## GOAL OF THE EXERCISE:
Among the entries below, find every line that contains the string "specific", then copy it.

-- Opening Marker --

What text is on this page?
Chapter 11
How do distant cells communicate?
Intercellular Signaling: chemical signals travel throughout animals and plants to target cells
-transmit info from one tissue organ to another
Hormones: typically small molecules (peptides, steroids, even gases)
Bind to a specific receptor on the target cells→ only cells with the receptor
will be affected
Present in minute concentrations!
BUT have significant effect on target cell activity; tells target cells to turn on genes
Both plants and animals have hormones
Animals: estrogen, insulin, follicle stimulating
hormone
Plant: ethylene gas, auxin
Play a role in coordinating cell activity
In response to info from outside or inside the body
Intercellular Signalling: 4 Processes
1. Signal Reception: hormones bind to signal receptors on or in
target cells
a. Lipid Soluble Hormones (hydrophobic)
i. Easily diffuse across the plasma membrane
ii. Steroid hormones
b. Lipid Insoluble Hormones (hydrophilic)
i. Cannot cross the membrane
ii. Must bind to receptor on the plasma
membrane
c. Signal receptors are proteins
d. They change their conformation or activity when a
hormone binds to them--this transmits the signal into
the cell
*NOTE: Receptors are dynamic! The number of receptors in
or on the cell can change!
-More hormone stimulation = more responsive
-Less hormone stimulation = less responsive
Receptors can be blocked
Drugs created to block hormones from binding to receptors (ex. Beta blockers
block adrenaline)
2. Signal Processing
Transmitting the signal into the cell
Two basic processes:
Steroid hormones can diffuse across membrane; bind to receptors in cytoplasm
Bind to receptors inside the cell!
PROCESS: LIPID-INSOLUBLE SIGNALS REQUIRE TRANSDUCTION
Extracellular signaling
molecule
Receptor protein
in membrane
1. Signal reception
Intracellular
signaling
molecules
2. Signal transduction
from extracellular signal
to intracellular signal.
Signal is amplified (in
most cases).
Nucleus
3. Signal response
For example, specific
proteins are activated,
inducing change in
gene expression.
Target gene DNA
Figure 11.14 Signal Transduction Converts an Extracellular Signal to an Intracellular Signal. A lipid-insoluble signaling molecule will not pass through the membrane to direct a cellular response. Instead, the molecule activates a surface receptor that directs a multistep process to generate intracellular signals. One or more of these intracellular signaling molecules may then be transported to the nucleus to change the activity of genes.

-- Closing Marker --
-- Opening Marker --

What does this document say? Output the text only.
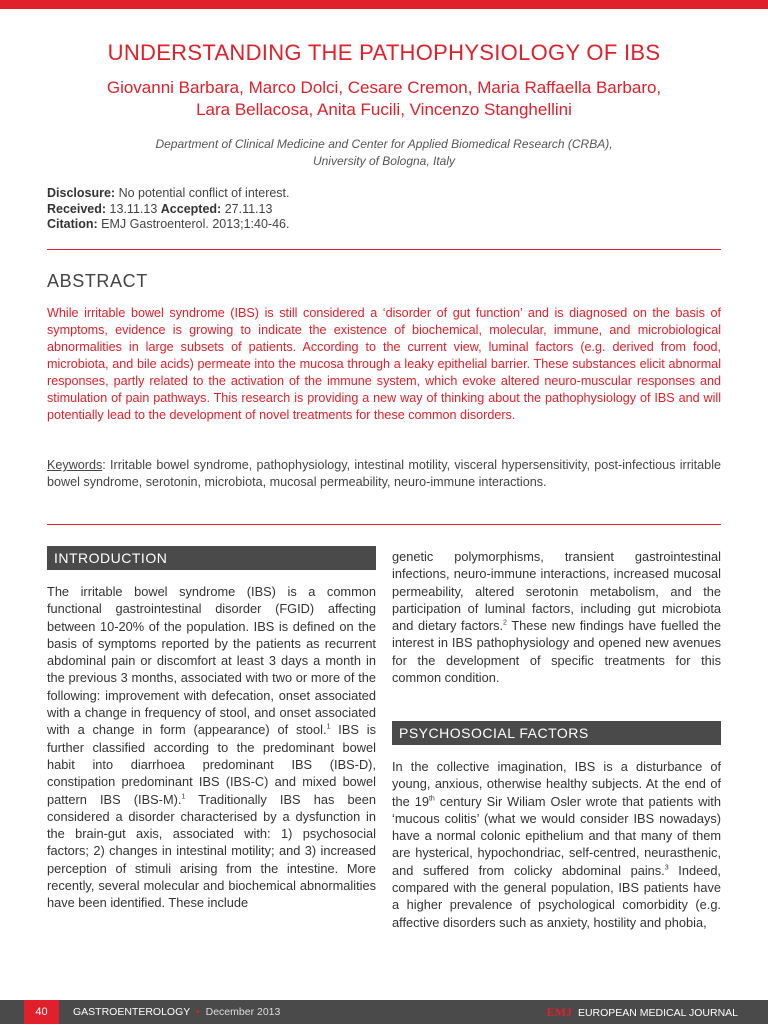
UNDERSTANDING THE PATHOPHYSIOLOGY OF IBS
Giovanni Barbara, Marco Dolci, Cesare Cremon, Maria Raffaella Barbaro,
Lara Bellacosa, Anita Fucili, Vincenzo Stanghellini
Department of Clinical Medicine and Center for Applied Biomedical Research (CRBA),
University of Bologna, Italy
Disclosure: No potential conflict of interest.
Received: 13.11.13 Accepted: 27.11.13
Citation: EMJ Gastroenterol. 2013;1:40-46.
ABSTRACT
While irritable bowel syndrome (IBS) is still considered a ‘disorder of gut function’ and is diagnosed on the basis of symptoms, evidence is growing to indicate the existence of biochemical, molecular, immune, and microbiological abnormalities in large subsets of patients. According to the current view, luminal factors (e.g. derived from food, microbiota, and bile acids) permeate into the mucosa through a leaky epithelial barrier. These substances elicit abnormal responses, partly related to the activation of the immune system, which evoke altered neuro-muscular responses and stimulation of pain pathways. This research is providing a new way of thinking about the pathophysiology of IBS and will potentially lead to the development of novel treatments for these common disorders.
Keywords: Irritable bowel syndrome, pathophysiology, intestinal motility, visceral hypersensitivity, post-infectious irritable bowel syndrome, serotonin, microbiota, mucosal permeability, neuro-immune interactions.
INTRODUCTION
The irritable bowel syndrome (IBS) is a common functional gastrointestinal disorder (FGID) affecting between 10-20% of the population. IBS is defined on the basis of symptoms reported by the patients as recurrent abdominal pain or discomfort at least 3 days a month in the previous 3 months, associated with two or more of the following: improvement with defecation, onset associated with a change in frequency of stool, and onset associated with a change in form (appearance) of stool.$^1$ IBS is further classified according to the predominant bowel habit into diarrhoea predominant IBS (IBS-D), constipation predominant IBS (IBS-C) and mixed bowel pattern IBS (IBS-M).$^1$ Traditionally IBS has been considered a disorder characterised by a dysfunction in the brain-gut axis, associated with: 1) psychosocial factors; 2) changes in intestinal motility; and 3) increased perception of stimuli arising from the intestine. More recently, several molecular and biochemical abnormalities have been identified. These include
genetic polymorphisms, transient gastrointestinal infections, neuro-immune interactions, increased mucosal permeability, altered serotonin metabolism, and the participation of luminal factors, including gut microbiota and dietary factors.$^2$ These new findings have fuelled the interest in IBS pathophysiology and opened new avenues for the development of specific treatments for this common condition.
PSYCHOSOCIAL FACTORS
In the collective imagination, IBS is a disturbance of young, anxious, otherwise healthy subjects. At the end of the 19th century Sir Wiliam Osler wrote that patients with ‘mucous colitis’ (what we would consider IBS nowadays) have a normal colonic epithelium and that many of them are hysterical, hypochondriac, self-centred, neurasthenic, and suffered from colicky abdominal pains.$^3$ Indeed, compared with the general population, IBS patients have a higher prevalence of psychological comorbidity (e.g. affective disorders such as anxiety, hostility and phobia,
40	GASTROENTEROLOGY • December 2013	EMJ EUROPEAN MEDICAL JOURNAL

-- Closing Marker --

## OUTPUT FOR THIS EXERCISE:
Bind to a specific receptor on the target cells→ only cells with the receptor
For example, specific
genetic polymorphisms, transient gastrointestinal infections, neuro-immune interactions, increased mucosal permeability, altered serotonin metabolism, and the participation of luminal factors, including gut microbiota and dietary factors.$^2$ These new findings have fuelled the interest in IBS pathophysiology and opened new avenues for the development of specific treatments for this common condition.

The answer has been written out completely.